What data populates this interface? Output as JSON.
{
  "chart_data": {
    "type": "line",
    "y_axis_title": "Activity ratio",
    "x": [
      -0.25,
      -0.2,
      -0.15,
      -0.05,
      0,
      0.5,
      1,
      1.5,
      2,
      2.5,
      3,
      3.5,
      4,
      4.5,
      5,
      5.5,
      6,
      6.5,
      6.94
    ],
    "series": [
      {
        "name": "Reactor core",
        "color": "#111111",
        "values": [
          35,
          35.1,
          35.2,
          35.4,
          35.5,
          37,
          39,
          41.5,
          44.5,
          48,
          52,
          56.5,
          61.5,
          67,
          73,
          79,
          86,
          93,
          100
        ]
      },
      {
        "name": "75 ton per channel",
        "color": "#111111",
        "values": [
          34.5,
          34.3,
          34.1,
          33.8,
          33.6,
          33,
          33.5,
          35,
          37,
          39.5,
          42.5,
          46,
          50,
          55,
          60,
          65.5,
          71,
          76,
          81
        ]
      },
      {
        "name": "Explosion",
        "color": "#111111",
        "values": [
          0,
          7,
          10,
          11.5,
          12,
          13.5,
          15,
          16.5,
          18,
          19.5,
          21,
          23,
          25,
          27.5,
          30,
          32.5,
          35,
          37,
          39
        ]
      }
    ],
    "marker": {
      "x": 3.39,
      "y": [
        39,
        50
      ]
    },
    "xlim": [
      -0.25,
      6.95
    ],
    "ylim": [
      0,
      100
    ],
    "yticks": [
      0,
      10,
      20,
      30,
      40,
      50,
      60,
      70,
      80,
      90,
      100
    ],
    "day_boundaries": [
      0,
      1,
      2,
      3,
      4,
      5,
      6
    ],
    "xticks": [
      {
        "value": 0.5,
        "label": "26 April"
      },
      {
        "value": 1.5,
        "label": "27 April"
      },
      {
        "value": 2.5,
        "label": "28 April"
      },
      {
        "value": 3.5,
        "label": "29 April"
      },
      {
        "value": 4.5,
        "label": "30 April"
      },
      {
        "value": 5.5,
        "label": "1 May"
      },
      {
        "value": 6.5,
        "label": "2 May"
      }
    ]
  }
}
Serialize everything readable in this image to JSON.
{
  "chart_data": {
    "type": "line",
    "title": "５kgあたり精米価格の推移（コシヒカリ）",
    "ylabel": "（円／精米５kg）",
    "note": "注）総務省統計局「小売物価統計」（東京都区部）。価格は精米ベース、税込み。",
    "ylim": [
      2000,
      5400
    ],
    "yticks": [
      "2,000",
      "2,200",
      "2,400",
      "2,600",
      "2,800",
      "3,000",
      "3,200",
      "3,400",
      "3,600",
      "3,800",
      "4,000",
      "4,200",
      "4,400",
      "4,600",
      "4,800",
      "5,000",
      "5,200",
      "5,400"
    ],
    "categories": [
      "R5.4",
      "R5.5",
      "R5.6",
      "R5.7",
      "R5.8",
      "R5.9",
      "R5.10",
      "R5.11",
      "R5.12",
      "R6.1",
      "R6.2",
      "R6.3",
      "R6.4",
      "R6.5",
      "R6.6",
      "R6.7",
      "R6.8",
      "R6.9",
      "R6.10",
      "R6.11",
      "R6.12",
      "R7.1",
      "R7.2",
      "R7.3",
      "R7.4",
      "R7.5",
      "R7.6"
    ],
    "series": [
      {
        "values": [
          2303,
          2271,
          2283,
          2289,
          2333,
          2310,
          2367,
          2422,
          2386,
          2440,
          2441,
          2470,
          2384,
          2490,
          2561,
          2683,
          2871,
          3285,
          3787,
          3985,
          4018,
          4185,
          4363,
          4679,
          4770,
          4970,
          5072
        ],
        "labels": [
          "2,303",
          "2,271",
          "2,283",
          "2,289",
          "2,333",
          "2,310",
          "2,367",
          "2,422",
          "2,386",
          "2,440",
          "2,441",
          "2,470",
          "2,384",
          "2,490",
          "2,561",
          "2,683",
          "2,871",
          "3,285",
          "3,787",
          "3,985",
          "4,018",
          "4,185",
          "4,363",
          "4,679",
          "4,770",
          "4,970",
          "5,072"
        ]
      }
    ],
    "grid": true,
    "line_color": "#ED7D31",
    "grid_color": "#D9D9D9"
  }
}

**PROMPT**
All of the data shown above must be copied exactly.

**TASK RESPONSE**
What data populates this interface? Output as JSON.
{
  "chart_data": {
    "type": "line",
    "y_axis_title": "Activity ratio",
    "x": [
      -0.25,
      -0.2,
      -0.15,
      -0.05,
      0,
      0.5,
      1,
      1.5,
      2,
      2.5,
      3,
      3.5,
      4,
      4.5,
      5,
      5.5,
      6,
      6.5,
      6.94
    ],
    "series": [
      {
        "name": "Reactor core",
        "color": "#111111",
        "values": [
          35,
          35.1,
          35.2,
          35.4,
          35.5,
          37,
          39,
          41.5,
          44.5,
          48,
          52,
          56.5,
          61.5,
          67,
          73,
          79,
          86,
          93,
          100
        ]
      },
      {
        "name": "75 ton per channel",
        "color": "#111111",
        "values": [
          34.5,
          34.3,
          34.1,
          33.8,
          33.6,
          33,
          33.5,
          35,
          37,
          39.5,
          42.5,
          46,
          50,
          55,
          60,
          65.5,
          71,
          76,
          81
        ]
      },
      {
        "name": "Explosion",
        "color": "#111111",
        "values": [
          0,
          7,
          10,
          11.5,
          12,
          13.5,
          15,
          16.5,
          18,
          19.5,
          21,
          23,
          25,
          27.5,
          30,
          32.5,
          35,
          37,
          39
        ]
      }
    ],
    "marker": {
      "x": 3.39,
      "y": [
        39,
        50
      ]
    },
    "xlim": [
      -0.25,
      6.95
    ],
    "ylim": [
      0,
      100
    ],
    "yticks": [
      0,
      10,
      20,
      30,
      40,
      50,
      60,
      70,
      80,
      90,
      100
    ],
    "day_boundaries": [
      0,
      1,
      2,
      3,
      4,
      5,
      6
    ],
    "xticks": [
      {
        "value": 0.5,
        "label": "26 April"
      },
      {
        "value": 1.5,
        "label": "27 April"
      },
      {
        "value": 2.5,
        "label": "28 April"
      },
      {
        "value": 3.5,
        "label": "29 April"
      },
      {
        "value": 4.5,
        "label": "30 April"
      },
      {
        "value": 5.5,
        "label": "1 May"
      },
      {
        "value": 6.5,
        "label": "2 May"
      }
    ]
  }
}
Serialize everything readable in this image to JSON.
{
  "chart_data": {
    "type": "line",
    "title": "５kgあたり精米価格の推移（コシヒカリ）",
    "ylabel": "（円／精米５kg）",
    "note": "注）総務省統計局「小売物価統計」（東京都区部）。価格は精米ベース、税込み。",
    "ylim": [
      2000,
      5400
    ],
    "yticks": [
      "2,000",
      "2,200",
      "2,400",
      "2,600",
      "2,800",
      "3,000",
      "3,200",
      "3,400",
      "3,600",
      "3,800",
      "4,000",
      "4,200",
      "4,400",
      "4,600",
      "4,800",
      "5,000",
      "5,200",
      "5,400"
    ],
    "categories": [
      "R5.4",
      "R5.5",
      "R5.6",
      "R5.7",
      "R5.8",
      "R5.9",
      "R5.10",
      "R5.11",
      "R5.12",
      "R6.1",
      "R6.2",
      "R6.3",
      "R6.4",
      "R6.5",
      "R6.6",
      "R6.7",
      "R6.8",
      "R6.9",
      "R6.10",
      "R6.11",
      "R6.12",
      "R7.1",
      "R7.2",
      "R7.3",
      "R7.4",
      "R7.5",
      "R7.6"
    ],
    "series": [
      {
        "values": [
          2303,
          2271,
          2283,
          2289,
          2333,
          2310,
          2367,
          2422,
          2386,
          2440,
          2441,
          2470,
          2384,
          2490,
          2561,
          2683,
          2871,
          3285,
          3787,
          3985,
          4018,
          4185,
          4363,
          4679,
          4770,
          4970,
          5072
        ],
        "labels": [
          "2,303",
          "2,271",
          "2,283",
          "2,289",
          "2,333",
          "2,310",
          "2,367",
          "2,422",
          "2,386",
          "2,440",
          "2,441",
          "2,470",
          "2,384",
          "2,490",
          "2,561",
          "2,683",
          "2,871",
          "3,285",
          "3,787",
          "3,985",
          "4,018",
          "4,185",
          "4,363",
          "4,679",
          "4,770",
          "4,970",
          "5,072"
        ]
      }
    ],
    "grid": true,
    "line_color": "#ED7D31",
    "grid_color": "#D9D9D9"
  }
}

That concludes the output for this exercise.